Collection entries
"""
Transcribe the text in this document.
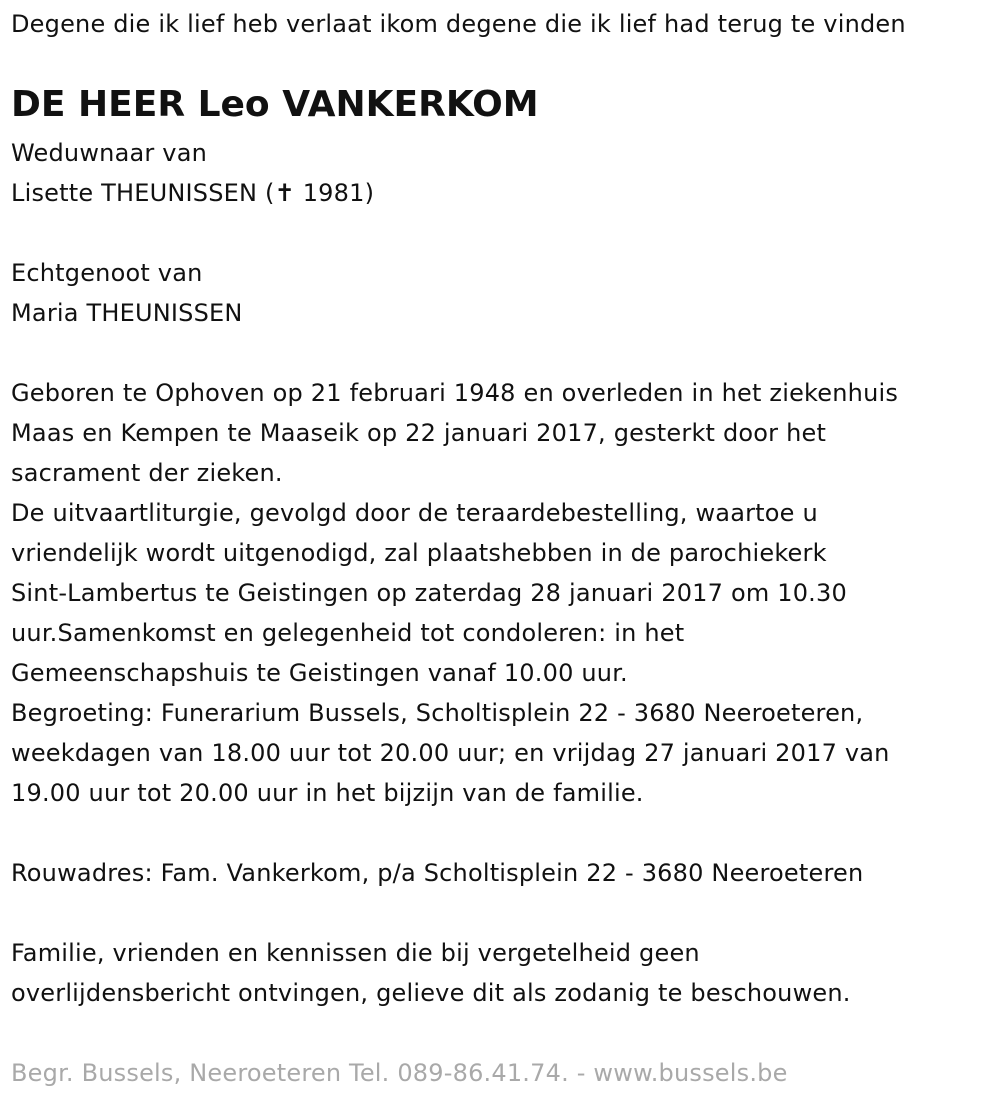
Degene die ik lief heb verlaat ikom degene die ik lief had terug te vinden
DE HEER Leo VANKERKOM
Weduwnaar van
Lisette THEUNISSEN (✝ 1981)
Echtgenoot van
Maria THEUNISSEN
Geboren te Ophoven op 21 februari 1948 en overleden in het ziekenhuis
Maas en Kempen te Maaseik op 22 januari 2017, gesterkt door het
sacrament der zieken.
De uitvaartliturgie, gevolgd door de teraardebestelling, waartoe u
vriendelijk wordt uitgenodigd, zal plaatshebben in de parochiekerk
Sint-Lambertus te Geistingen op zaterdag 28 januari 2017 om 10.30
uur.Samenkomst en gelegenheid tot condoleren: in het
Gemeenschapshuis te Geistingen vanaf 10.00 uur.
Begroeting: Funerarium Bussels, Scholtisplein 22 - 3680 Neeroeteren,
weekdagen van 18.00 uur tot 20.00 uur; en vrijdag 27 januari 2017 van
19.00 uur tot 20.00 uur in het bijzijn van de familie.
Rouwadres: Fam. Vankerkom, p/a Scholtisplein 22 - 3680 Neeroeteren
Familie, vrienden en kennissen die bij vergetelheid geen
overlijdensbericht ontvingen, gelieve dit als zodanig te beschouwen.
Begr. Bussels, Neeroeteren Tel. 089-86.41.74. - www.bussels.be
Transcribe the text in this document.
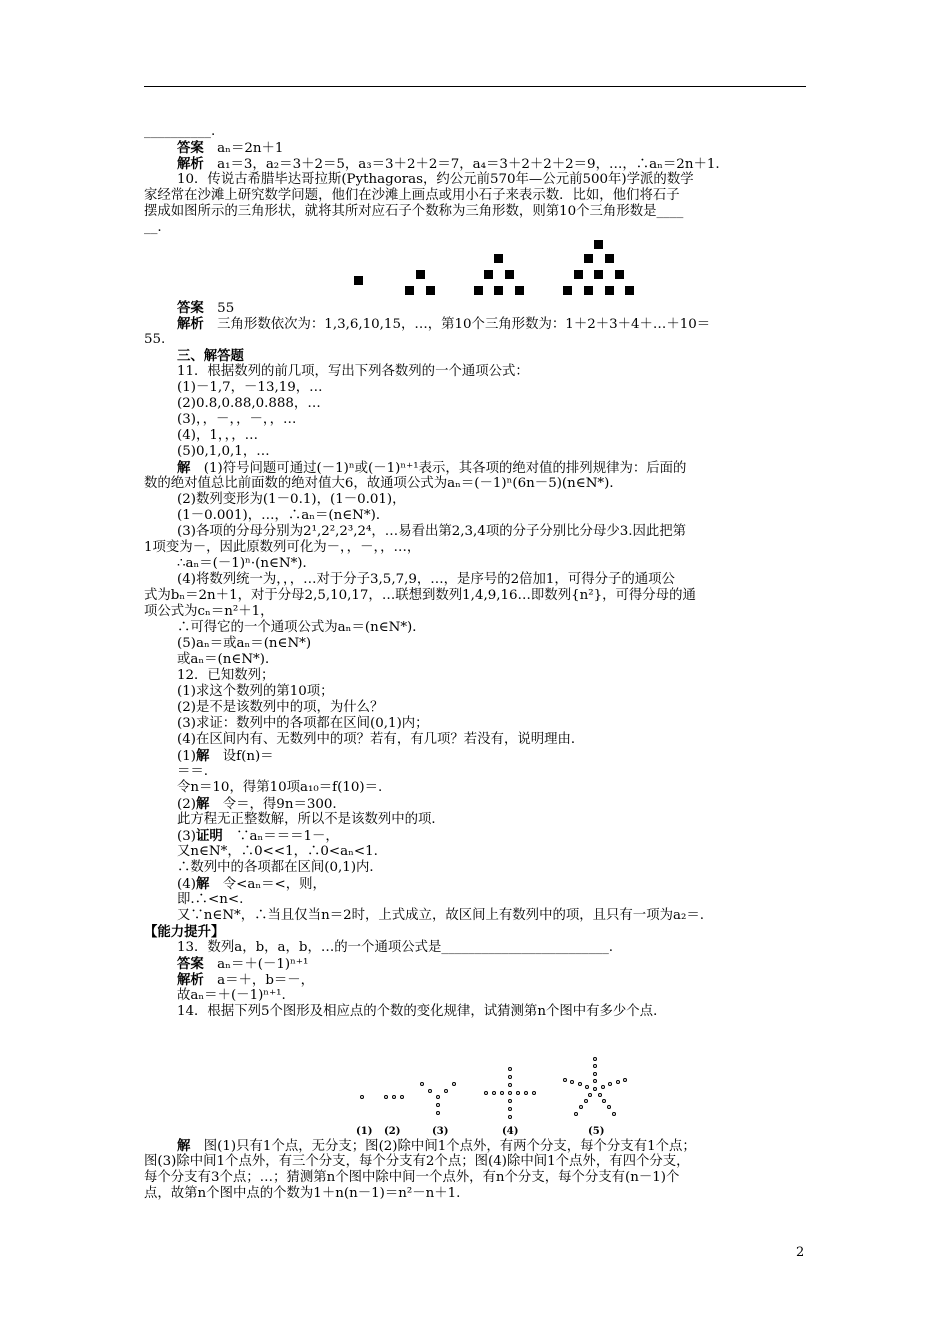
__________.
答案　aₙ＝2n＋1
解析　a₁＝3，a₂＝3＋2＝5，a₃＝3＋2＋2＝7，a₄＝3＋2＋2＋2＝9，…，∴aₙ＝2n＋1.
10．传说古希腊毕达哥拉斯(Pythagoras，约公元前570年—公元前500年)学派的数学
家经常在沙滩上研究数学问题，他们在沙滩上画点或用小石子来表示数．比如，他们将石子
摆成如图所示的三角形状，就将其所对应石子个数称为三角形数，则第10个三角形数是____
__.
答案　55
解析　三角形数依次为：1,3,6,10,15，…，第10个三角形数为：1＋2＋3＋4＋…＋10＝
55.
三、解答题
11．根据数列的前几项，写出下列各数列的一个通项公式：
(1)－1,7，－13,19，…
(2)0.8,0.88,0.888，…
(3)，，－，，－，，…
(4)，1，，，…
(5)0,1,0,1，…
解　(1)符号问题可通过(－1)ⁿ或(－1)ⁿ⁺¹表示，其各项的绝对值的排列规律为：后面的
数的绝对值总比前面数的绝对值大6，故通项公式为aₙ＝(－1)ⁿ(6n－5)(n∈N*)．
(2)数列变形为(1－0.1)，(1－0.01)，
(1－0.001)，…，∴aₙ＝(n∈N*)．
(3)各项的分母分别为2¹,2²,2³,2⁴，…易看出第2,3,4项的分子分别比分母少3.因此把第
1项变为－，因此原数列可化为－，，－，，…，
∴aₙ＝(－1)ⁿ·(n∈N*)．
(4)将数列统一为，，，…对于分子3,5,7,9，…，是序号的2倍加1，可得分子的通项公
式为bₙ＝2n＋1，对于分母2,5,10,17，…联想到数列1,4,9,16…即数列{n²}，可得分母的通
项公式为cₙ＝n²＋1，
∴可得它的一个通项公式为aₙ＝(n∈N*)．
(5)aₙ＝或aₙ＝(n∈N*)
或aₙ＝(n∈N*)．
12．已知数列；
(1)求这个数列的第10项；
(2)是不是该数列中的项，为什么？
(3)求证：数列中的各项都在区间(0,1)内；
(4)在区间内有、无数列中的项？若有，有几项？若没有，说明理由．
(1)解　设f(n)＝
＝＝.
令n＝10，得第10项a₁₀＝f(10)＝.
(2)解　令＝，得9n＝300.
此方程无正整数解，所以不是该数列中的项．
(3)证明　∵aₙ＝＝＝1－，
又n∈N*，∴0<<1，∴0<aₙ<1.
∴数列中的各项都在区间(0,1)内．
(4)解　令<aₙ＝<，则，
即.∴<n<.
又∵n∈N*，∴当且仅当n＝2时，上式成立，故区间上有数列中的项，且只有一项为a₂＝.
【能力提升】
13．数列a，b，a，b，…的一个通项公式是_________________________.
答案　aₙ＝＋(－1)ⁿ⁺¹
解析　a＝＋，b＝－，
故aₙ＝＋(－1)ⁿ⁺¹.
14．根据下列5个图形及相应点的个数的变化规律，试猜测第n个图中有多少个点．
解　图(1)只有1个点，无分支；图(2)除中间1个点外，有两个分支，每个分支有1个点；
图(3)除中间1个点外，有三个分支，每个分支有2个点；图(4)除中间1个点外，有四个分支，
每个分支有3个点；…；猜测第n个图中除中间一个点外，有n个分支，每个分支有(n－1)个
点，故第n个图中点的个数为1＋n(n－1)＝n²－n＋1.
(1) (2)	(3)	(4)	(5)
2
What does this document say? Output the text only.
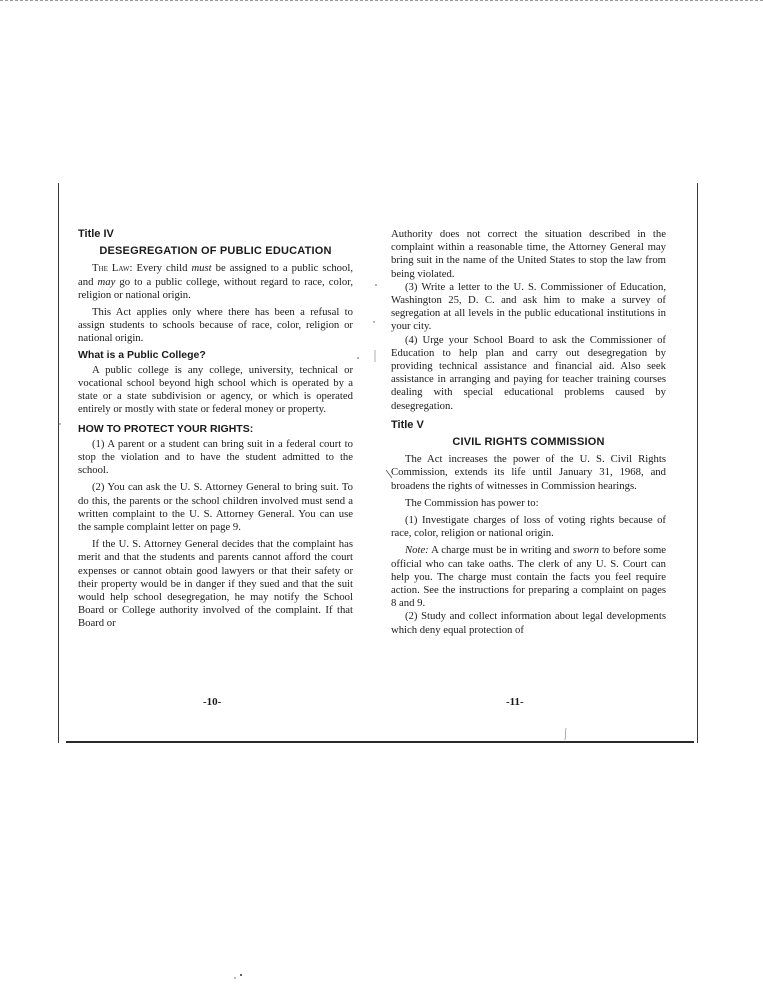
Title IV

DESEGREGATION OF PUBLIC EDUCATION

The Law: Every child must be assigned to a public school, and may go to a public college, without regard to race, color, religion or national origin.

This Act applies only where there has been a refusal to assign students to schools because of race, color, religion or national origin.

What is a Public College?

A public college is any college, university, technical or vocational school beyond high school which is operated by a state or a state subdivision or agency, or which is operated entirely or mostly with state or federal money or property.

HOW TO PROTECT YOUR RIGHTS:

(1) A parent or a student can bring suit in a federal court to stop the violation and to have the student admitted to the school.

(2) You can ask the U. S. Attorney General to bring suit. To do this, the parents or the school children involved must send a written complaint to the U. S. Attorney General. You can use the sample complaint letter on page 9.

If the U. S. Attorney General decides that the complaint has merit and that the students and parents cannot afford the court expenses or cannot obtain good lawyers or that their safety or their property would be in danger if they sued and that the suit would help school desegregation, he may notify the School Board or College authority involved of the complaint. If that Board or

Authority does not correct the situation described in the complaint within a reasonable time, the Attorney General may bring suit in the name of the United States to stop the law from being violated.

(3) Write a letter to the U. S. Commissioner of Education, Washington 25, D. C. and ask him to make a survey of segregation at all levels in the public educational institutions in your city.

(4) Urge your School Board to ask the Commissioner of Education to help plan and carry out desegregation by providing technical assistance and financial aid. Also seek assistance in arranging and paying for teacher training courses dealing with special educational problems caused by desegregation.

Title V

CIVIL RIGHTS COMMISSION

The Act increases the power of the U. S. Civil Rights Commission, extends its life until January 31, 1968, and broadens the rights of witnesses in Commission hearings.

The Commission has power to:

(1) Investigate charges of loss of voting rights because of race, color, religion or national origin.

Note: A charge must be in writing and sworn to before some official who can take oaths. The clerk of any U. S. Court can help you. The charge must contain the facts you feel require action. See the instructions for preparing a complaint on pages 8 and 9.

(2) Study and collect information about legal developments which deny equal protection of

-10-	-11-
"""
== Task brief ==
Using the listing, copy every line where the word "letter" shows up.

== Task solution ==
(2) You can ask the U. S. Attorney General to bring suit. To do this, the parents or the school children involved must send a written complaint to the U. S. Attorney General. You can use the sample complaint letter on page 9.
(3) Write a letter to the U. S. Commissioner of Education, Washington 25, D. C. and ask him to make a survey of segregation at all levels in the public educational institutions in your city.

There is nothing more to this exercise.